### EXERCISE OBJECTIVE
The exercise asks for every line of the data to be reproduced exactly.

### RECORDS FOR THE EXERCISE

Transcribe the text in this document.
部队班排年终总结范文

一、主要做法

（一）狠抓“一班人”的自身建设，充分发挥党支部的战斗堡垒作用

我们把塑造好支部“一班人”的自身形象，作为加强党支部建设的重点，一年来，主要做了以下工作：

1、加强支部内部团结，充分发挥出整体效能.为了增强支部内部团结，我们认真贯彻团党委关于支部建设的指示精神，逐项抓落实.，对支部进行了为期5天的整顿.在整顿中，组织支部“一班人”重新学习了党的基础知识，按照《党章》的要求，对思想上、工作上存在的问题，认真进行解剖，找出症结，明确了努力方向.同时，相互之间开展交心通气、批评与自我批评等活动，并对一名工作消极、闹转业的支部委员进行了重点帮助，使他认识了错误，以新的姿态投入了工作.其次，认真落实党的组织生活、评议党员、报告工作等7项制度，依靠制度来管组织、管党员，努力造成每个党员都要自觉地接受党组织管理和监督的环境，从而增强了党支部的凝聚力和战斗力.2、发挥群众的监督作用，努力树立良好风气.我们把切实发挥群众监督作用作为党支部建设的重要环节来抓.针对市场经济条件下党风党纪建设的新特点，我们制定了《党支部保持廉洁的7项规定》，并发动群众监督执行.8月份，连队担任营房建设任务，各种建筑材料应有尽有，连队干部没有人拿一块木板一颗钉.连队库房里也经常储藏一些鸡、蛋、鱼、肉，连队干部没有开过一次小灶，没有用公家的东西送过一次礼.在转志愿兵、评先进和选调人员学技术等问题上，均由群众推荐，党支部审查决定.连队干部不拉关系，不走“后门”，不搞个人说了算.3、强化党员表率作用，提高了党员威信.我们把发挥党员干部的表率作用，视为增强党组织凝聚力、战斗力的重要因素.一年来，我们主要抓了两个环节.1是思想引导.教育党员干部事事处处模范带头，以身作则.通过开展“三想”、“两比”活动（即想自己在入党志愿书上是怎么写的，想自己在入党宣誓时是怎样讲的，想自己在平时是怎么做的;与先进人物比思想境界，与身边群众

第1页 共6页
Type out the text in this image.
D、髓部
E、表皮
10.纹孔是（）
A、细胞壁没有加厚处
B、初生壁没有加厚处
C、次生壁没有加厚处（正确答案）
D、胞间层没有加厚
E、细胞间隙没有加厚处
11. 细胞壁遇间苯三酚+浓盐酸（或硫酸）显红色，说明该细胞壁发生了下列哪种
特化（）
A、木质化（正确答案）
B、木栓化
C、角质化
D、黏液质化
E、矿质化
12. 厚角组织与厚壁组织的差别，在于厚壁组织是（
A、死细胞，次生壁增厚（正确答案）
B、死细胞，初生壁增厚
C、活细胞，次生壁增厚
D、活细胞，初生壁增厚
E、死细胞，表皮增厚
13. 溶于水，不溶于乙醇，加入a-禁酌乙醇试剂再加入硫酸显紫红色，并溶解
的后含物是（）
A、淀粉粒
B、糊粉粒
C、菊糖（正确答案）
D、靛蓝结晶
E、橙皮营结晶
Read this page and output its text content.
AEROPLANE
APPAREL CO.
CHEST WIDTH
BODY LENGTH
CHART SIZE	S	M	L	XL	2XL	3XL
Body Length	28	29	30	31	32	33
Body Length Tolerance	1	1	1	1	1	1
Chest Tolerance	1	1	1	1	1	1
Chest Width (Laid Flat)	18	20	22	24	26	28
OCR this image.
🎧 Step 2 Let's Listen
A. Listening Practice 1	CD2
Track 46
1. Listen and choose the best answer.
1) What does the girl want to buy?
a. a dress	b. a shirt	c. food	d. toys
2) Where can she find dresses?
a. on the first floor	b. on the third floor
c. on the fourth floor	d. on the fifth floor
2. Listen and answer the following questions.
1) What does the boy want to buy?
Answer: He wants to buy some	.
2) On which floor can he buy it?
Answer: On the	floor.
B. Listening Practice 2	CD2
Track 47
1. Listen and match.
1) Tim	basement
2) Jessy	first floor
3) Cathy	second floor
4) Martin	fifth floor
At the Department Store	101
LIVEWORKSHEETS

### RESULT
Transcribe the text in this document.
部队班排年终总结范文

一、主要做法

（一）狠抓“一班人”的自身建设，充分发挥党支部的战斗堡垒作用

我们把塑造好支部“一班人”的自身形象，作为加强党支部建设的重点，一年来，主要做了以下工作：

1、加强支部内部团结，充分发挥出整体效能.为了增强支部内部团结，我们认真贯彻团党委关于支部建设的指示精神，逐项抓落实.，对支部进行了为期5天的整顿.在整顿中，组织支部“一班人”重新学习了党的基础知识，按照《党章》的要求，对思想上、工作上存在的问题，认真进行解剖，找出症结，明确了努力方向.同时，相互之间开展交心通气、批评与自我批评等活动，并对一名工作消极、闹转业的支部委员进行了重点帮助，使他认识了错误，以新的姿态投入了工作.其次，认真落实党的组织生活、评议党员、报告工作等7项制度，依靠制度来管组织、管党员，努力造成每个党员都要自觉地接受党组织管理和监督的环境，从而增强了党支部的凝聚力和战斗力.2、发挥群众的监督作用，努力树立良好风气.我们把切实发挥群众监督作用作为党支部建设的重要环节来抓.针对市场经济条件下党风党纪建设的新特点，我们制定了《党支部保持廉洁的7项规定》，并发动群众监督执行.8月份，连队担任营房建设任务，各种建筑材料应有尽有，连队干部没有人拿一块木板一颗钉.连队库房里也经常储藏一些鸡、蛋、鱼、肉，连队干部没有开过一次小灶，没有用公家的东西送过一次礼.在转志愿兵、评先进和选调人员学技术等问题上，均由群众推荐，党支部审查决定.连队干部不拉关系，不走“后门”，不搞个人说了算.3、强化党员表率作用，提高了党员威信.我们把发挥党员干部的表率作用，视为增强党组织凝聚力、战斗力的重要因素.一年来，我们主要抓了两个环节.1是思想引导.教育党员干部事事处处模范带头，以身作则.通过开展“三想”、“两比”活动（即想自己在入党志愿书上是怎么写的，想自己在入党宣誓时是怎样讲的，想自己在平时是怎么做的;与先进人物比思想境界，与身边群众

第1页 共6页
Type out the text in this image.
D、髓部
E、表皮
10.纹孔是（）
A、细胞壁没有加厚处
B、初生壁没有加厚处
C、次生壁没有加厚处（正确答案）
D、胞间层没有加厚
E、细胞间隙没有加厚处
11. 细胞壁遇间苯三酚+浓盐酸（或硫酸）显红色，说明该细胞壁发生了下列哪种
特化（）
A、木质化（正确答案）
B、木栓化
C、角质化
D、黏液质化
E、矿质化
12. 厚角组织与厚壁组织的差别，在于厚壁组织是（
A、死细胞，次生壁增厚（正确答案）
B、死细胞，初生壁增厚
C、活细胞，次生壁增厚
D、活细胞，初生壁增厚
E、死细胞，表皮增厚
13. 溶于水，不溶于乙醇，加入a-禁酌乙醇试剂再加入硫酸显紫红色，并溶解
的后含物是（）
A、淀粉粒
B、糊粉粒
C、菊糖（正确答案）
D、靛蓝结晶
E、橙皮营结晶
Read this page and output its text content.
AEROPLANE
APPAREL CO.
CHEST WIDTH
BODY LENGTH
CHART SIZE	S	M	L	XL	2XL	3XL
Body Length	28	29	30	31	32	33
Body Length Tolerance	1	1	1	1	1	1
Chest Tolerance	1	1	1	1	1	1
Chest Width (Laid Flat)	18	20	22	24	26	28
OCR this image.
🎧 Step 2 Let's Listen
A. Listening Practice 1	CD2
Track 46
1. Listen and choose the best answer.
1) What does the girl want to buy?
a. a dress	b. a shirt	c. food	d. toys
2) Where can she find dresses?
a. on the first floor	b. on the third floor
c. on the fourth floor	d. on the fifth floor
2. Listen and answer the following questions.
1) What does the boy want to buy?
Answer: He wants to buy some	.
2) On which floor can he buy it?
Answer: On the	floor.
B. Listening Practice 2	CD2
Track 47
1. Listen and match.
1) Tim	basement
2) Jessy	first floor
3) Cathy	second floor
4) Martin	fifth floor
At the Department Store	101
LIVEWORKSHEETS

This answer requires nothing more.